James March explains that making a decision involves understanding alternatives, forming expectations about what’s likely to happen, thinking about your preferences in terms of your wants, fears, hopes, dreams in relation to those expectations, and then making a choice.

That explanation really resonates. So we’re going to use it here.

There’s an assumption that choice amongst alternatives is cut and dry. It isn’t.

Choice is a form of knowledge – specifically:

  • There are choices that you know you know.
  • There are choices that you know you don’t know about. 
  • And there are choices you know you don’t know.

Choices themselves aren’t even really binary. There’s significant ambiguity as to what a choice really means. How many times have you heard a statement in the form: “I thought we agreed on x, that we also agreed on y and z.” People having varying understandings of a choice is standard.

Discovering Alternatives

Analytics is a bit hamstrung on what we do and do not say. For instance, we wouldn’t say that just because a Featured Content Area didn’t generate a high clickthrough, that the entire unit should be replaced by a navigation bar. We could. It’s just that you need evidence for the alternative choice. 

Analysts make very factual statements about what is, and really fight the good fight on explaining why something happened.

Exercise set:
A. According to James March in the passage on decision making, what steps does making a decision involve? List each one.
B. Summarize the passage on decision making in two sentences.

[Extracted data entries]
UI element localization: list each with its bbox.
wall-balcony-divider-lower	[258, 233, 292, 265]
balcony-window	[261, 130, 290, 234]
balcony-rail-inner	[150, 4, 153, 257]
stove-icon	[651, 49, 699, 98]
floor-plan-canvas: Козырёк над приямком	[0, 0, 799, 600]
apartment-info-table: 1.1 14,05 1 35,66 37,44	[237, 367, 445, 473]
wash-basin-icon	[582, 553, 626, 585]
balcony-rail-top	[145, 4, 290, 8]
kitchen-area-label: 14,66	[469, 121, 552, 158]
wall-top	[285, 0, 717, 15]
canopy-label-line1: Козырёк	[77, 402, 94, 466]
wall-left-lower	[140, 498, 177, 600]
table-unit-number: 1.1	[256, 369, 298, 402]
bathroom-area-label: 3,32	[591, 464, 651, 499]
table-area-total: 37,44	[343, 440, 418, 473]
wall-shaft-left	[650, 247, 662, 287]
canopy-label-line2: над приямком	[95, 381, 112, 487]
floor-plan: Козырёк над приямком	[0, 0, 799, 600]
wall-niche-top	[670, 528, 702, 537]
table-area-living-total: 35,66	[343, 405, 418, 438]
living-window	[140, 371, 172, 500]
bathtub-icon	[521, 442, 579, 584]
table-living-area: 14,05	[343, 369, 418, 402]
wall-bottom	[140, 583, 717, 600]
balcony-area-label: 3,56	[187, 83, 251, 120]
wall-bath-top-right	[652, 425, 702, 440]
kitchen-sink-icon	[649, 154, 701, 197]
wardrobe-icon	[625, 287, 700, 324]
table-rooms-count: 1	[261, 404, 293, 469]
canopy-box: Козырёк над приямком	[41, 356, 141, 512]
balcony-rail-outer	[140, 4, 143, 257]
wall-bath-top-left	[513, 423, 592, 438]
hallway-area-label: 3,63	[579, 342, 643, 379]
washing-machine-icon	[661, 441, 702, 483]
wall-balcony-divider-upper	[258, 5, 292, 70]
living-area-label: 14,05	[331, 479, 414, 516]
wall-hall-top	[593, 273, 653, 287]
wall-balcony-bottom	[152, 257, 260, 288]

Outputs:
A.
- Understanding alternatives
- Forming expectations about what's likely to happen
- Thinking about your preferences (wants, fears, hopes, dreams) in relation to those expectations
- Making a choice

B. Following James March, the passage describes decision making as understanding alternatives, forming expectations, weighing preferences against those expectations, and then choosing, and it holds that choice is neither cut and dry nor binary because people understand a choice in varying ways. In analytics, an alternative such as replacing a low-clickthrough Featured Content Area with a navigation bar needs evidence, and analysts make factual statements about what is while working to explain why something happened.